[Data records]
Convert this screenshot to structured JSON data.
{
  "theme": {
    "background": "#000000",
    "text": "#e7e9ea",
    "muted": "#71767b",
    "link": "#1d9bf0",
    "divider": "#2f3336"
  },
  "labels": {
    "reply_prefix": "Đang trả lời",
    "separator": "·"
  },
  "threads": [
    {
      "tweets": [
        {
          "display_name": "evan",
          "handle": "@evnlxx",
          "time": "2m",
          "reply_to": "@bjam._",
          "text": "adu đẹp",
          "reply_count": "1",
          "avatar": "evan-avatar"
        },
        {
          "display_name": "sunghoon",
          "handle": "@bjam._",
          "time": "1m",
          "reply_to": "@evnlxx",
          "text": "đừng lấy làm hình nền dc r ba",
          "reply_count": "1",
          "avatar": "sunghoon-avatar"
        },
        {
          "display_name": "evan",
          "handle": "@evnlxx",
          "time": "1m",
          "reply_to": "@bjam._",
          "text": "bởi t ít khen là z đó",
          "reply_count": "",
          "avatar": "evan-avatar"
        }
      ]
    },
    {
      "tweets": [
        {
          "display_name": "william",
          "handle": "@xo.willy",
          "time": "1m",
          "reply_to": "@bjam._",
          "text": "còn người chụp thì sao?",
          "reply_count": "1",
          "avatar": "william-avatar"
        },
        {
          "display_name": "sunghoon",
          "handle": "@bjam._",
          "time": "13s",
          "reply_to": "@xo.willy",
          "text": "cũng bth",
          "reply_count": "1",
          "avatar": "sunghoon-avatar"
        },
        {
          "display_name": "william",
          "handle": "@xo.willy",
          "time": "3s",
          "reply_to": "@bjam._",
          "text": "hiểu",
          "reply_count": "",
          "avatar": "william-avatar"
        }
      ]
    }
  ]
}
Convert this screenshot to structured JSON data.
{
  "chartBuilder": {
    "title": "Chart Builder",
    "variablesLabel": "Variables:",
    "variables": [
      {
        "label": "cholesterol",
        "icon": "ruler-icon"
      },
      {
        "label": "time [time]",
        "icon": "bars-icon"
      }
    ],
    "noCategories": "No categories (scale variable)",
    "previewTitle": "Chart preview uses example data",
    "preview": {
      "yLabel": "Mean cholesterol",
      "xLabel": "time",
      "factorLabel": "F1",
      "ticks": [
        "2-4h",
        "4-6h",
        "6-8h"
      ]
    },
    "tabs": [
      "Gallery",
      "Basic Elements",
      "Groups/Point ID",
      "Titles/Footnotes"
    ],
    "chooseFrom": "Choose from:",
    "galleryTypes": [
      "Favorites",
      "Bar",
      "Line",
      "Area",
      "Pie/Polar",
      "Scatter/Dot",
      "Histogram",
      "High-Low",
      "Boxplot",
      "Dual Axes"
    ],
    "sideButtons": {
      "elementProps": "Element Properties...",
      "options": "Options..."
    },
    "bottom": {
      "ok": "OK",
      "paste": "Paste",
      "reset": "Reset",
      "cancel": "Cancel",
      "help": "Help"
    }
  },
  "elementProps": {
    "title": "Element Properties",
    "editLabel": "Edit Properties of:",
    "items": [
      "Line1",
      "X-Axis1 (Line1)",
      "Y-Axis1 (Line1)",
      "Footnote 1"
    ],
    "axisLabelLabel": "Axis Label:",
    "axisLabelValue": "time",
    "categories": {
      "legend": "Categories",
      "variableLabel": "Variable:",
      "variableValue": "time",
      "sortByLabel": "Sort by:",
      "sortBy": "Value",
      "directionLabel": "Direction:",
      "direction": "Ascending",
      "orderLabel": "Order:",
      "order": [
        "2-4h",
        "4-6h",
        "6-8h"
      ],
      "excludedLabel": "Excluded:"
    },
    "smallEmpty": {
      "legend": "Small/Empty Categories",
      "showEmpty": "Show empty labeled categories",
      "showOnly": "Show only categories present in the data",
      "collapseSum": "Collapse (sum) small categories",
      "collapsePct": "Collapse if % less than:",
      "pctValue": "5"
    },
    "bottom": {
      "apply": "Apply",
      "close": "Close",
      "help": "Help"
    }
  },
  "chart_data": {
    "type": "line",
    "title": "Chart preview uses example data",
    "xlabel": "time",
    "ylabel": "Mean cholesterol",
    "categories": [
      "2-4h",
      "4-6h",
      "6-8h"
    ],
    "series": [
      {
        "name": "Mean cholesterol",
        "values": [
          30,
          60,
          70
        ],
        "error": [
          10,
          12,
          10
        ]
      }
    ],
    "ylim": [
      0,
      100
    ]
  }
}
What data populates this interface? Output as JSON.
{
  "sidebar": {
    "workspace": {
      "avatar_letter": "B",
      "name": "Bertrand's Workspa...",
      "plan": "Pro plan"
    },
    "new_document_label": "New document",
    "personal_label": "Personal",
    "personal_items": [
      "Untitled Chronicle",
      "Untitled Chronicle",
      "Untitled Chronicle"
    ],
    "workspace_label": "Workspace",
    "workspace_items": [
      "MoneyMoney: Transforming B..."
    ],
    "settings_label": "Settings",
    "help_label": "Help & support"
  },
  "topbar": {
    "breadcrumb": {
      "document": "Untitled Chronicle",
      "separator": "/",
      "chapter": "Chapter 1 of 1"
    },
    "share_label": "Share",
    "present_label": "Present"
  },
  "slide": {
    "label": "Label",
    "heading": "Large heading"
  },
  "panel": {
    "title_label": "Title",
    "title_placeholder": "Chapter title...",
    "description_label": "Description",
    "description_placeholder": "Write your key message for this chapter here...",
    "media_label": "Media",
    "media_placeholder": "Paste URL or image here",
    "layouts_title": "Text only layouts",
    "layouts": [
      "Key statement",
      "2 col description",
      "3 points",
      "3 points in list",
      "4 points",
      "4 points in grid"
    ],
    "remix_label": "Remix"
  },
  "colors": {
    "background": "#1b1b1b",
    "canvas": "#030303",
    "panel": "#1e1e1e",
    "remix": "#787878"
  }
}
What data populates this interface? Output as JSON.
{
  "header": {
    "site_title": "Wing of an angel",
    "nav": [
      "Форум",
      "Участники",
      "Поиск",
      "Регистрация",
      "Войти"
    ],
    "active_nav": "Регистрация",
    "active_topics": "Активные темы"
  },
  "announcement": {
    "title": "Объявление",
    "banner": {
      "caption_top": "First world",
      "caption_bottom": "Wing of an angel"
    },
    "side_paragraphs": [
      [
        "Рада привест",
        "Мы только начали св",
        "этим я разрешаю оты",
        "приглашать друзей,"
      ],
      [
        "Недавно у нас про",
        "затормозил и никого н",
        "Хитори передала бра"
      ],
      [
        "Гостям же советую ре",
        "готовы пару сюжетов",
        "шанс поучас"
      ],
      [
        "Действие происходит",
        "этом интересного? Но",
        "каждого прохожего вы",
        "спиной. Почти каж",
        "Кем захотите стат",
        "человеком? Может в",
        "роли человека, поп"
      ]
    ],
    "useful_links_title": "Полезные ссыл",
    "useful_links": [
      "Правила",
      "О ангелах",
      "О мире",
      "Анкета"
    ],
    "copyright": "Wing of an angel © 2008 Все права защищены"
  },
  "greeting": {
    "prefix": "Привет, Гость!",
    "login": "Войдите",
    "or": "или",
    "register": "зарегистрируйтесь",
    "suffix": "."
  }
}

Aim
Print out every entry, keeping each one exact.

Worked answer
Convert this screenshot to structured JSON data.
{
  "theme": {
    "background": "#000000",
    "text": "#e7e9ea",
    "muted": "#71767b",
    "link": "#1d9bf0",
    "divider": "#2f3336"
  },
  "labels": {
    "reply_prefix": "Đang trả lời",
    "separator": "·"
  },
  "threads": [
    {
      "tweets": [
        {
          "display_name": "evan",
          "handle": "@evnlxx",
          "time": "2m",
          "reply_to": "@bjam._",
          "text": "adu đẹp",
          "reply_count": "1",
          "avatar": "evan-avatar"
        },
        {
          "display_name": "sunghoon",
          "handle": "@bjam._",
          "time": "1m",
          "reply_to": "@evnlxx",
          "text": "đừng lấy làm hình nền dc r ba",
          "reply_count": "1",
          "avatar": "sunghoon-avatar"
        },
        {
          "display_name": "evan",
          "handle": "@evnlxx",
          "time": "1m",
          "reply_to": "@bjam._",
          "text": "bởi t ít khen là z đó",
          "reply_count": "",
          "avatar": "evan-avatar"
        }
      ]
    },
    {
      "tweets": [
        {
          "display_name": "william",
          "handle": "@xo.willy",
          "time": "1m",
          "reply_to": "@bjam._",
          "text": "còn người chụp thì sao?",
          "reply_count": "1",
          "avatar": "william-avatar"
        },
        {
          "display_name": "sunghoon",
          "handle": "@bjam._",
          "time": "13s",
          "reply_to": "@xo.willy",
          "text": "cũng bth",
          "reply_count": "1",
          "avatar": "sunghoon-avatar"
        },
        {
          "display_name": "william",
          "handle": "@xo.willy",
          "time": "3s",
          "reply_to": "@bjam._",
          "text": "hiểu",
          "reply_count": "",
          "avatar": "william-avatar"
        }
      ]
    }
  ]
}
Convert this screenshot to structured JSON data.
{
  "chartBuilder": {
    "title": "Chart Builder",
    "variablesLabel": "Variables:",
    "variables": [
      {
        "label": "cholesterol",
        "icon": "ruler-icon"
      },
      {
        "label": "time [time]",
        "icon": "bars-icon"
      }
    ],
    "noCategories": "No categories (scale variable)",
    "previewTitle": "Chart preview uses example data",
    "preview": {
      "yLabel": "Mean cholesterol",
      "xLabel": "time",
      "factorLabel": "F1",
      "ticks": [
        "2-4h",
        "4-6h",
        "6-8h"
      ]
    },
    "tabs": [
      "Gallery",
      "Basic Elements",
      "Groups/Point ID",
      "Titles/Footnotes"
    ],
    "chooseFrom": "Choose from:",
    "galleryTypes": [
      "Favorites",
      "Bar",
      "Line",
      "Area",
      "Pie/Polar",
      "Scatter/Dot",
      "Histogram",
      "High-Low",
      "Boxplot",
      "Dual Axes"
    ],
    "sideButtons": {
      "elementProps": "Element Properties...",
      "options": "Options..."
    },
    "bottom": {
      "ok": "OK",
      "paste": "Paste",
      "reset": "Reset",
      "cancel": "Cancel",
      "help": "Help"
    }
  },
  "elementProps": {
    "title": "Element Properties",
    "editLabel": "Edit Properties of:",
    "items": [
      "Line1",
      "X-Axis1 (Line1)",
      "Y-Axis1 (Line1)",
      "Footnote 1"
    ],
    "axisLabelLabel": "Axis Label:",
    "axisLabelValue": "time",
    "categories": {
      "legend": "Categories",
      "variableLabel": "Variable:",
      "variableValue": "time",
      "sortByLabel": "Sort by:",
      "sortBy": "Value",
      "directionLabel": "Direction:",
      "direction": "Ascending",
      "orderLabel": "Order:",
      "order": [
        "2-4h",
        "4-6h",
        "6-8h"
      ],
      "excludedLabel": "Excluded:"
    },
    "smallEmpty": {
      "legend": "Small/Empty Categories",
      "showEmpty": "Show empty labeled categories",
      "showOnly": "Show only categories present in the data",
      "collapseSum": "Collapse (sum) small categories",
      "collapsePct": "Collapse if % less than:",
      "pctValue": "5"
    },
    "bottom": {
      "apply": "Apply",
      "close": "Close",
      "help": "Help"
    }
  },
  "chart_data": {
    "type": "line",
    "title": "Chart preview uses example data",
    "xlabel": "time",
    "ylabel": "Mean cholesterol",
    "categories": [
      "2-4h",
      "4-6h",
      "6-8h"
    ],
    "series": [
      {
        "name": "Mean cholesterol",
        "values": [
          30,
          60,
          70
        ],
        "error": [
          10,
          12,
          10
        ]
      }
    ],
    "ylim": [
      0,
      100
    ]
  }
}
What data populates this interface? Output as JSON.
{
  "sidebar": {
    "workspace": {
      "avatar_letter": "B",
      "name": "Bertrand's Workspa...",
      "plan": "Pro plan"
    },
    "new_document_label": "New document",
    "personal_label": "Personal",
    "personal_items": [
      "Untitled Chronicle",
      "Untitled Chronicle",
      "Untitled Chronicle"
    ],
    "workspace_label": "Workspace",
    "workspace_items": [
      "MoneyMoney: Transforming B..."
    ],
    "settings_label": "Settings",
    "help_label": "Help & support"
  },
  "topbar": {
    "breadcrumb": {
      "document": "Untitled Chronicle",
      "separator": "/",
      "chapter": "Chapter 1 of 1"
    },
    "share_label": "Share",
    "present_label": "Present"
  },
  "slide": {
    "label": "Label",
    "heading": "Large heading"
  },
  "panel": {
    "title_label": "Title",
    "title_placeholder": "Chapter title...",
    "description_label": "Description",
    "description_placeholder": "Write your key message for this chapter here...",
    "media_label": "Media",
    "media_placeholder": "Paste URL or image here",
    "layouts_title": "Text only layouts",
    "layouts": [
      "Key statement",
      "2 col description",
      "3 points",
      "3 points in list",
      "4 points",
      "4 points in grid"
    ],
    "remix_label": "Remix"
  },
  "colors": {
    "background": "#1b1b1b",
    "canvas": "#030303",
    "panel": "#1e1e1e",
    "remix": "#787878"
  }
}
What data populates this interface? Output as JSON.
{
  "header": {
    "site_title": "Wing of an angel",
    "nav": [
      "Форум",
      "Участники",
      "Поиск",
      "Регистрация",
      "Войти"
    ],
    "active_nav": "Регистрация",
    "active_topics": "Активные темы"
  },
  "announcement": {
    "title": "Объявление",
    "banner": {
      "caption_top": "First world",
      "caption_bottom": "Wing of an angel"
    },
    "side_paragraphs": [
      [
        "Рада привест",
        "Мы только начали св",
        "этим я разрешаю оты",
        "приглашать друзей,"
      ],
      [
        "Недавно у нас про",
        "затормозил и никого н",
        "Хитори передала бра"
      ],
      [
        "Гостям же советую ре",
        "готовы пару сюжетов",
        "шанс поучас"
      ],
      [
        "Действие происходит",
        "этом интересного? Но",
        "каждого прохожего вы",
        "спиной. Почти каж",
        "Кем захотите стат",
        "человеком? Может в",
        "роли человека, поп"
      ]
    ],
    "useful_links_title": "Полезные ссыл",
    "useful_links": [
      "Правила",
      "О ангелах",
      "О мире",
      "Анкета"
    ],
    "copyright": "Wing of an angel © 2008 Все права защищены"
  },
  "greeting": {
    "prefix": "Привет, Гость!",
    "login": "Войдите",
    "or": "или",
    "register": "зарегистрируйтесь",
    "suffix": "."
  }
}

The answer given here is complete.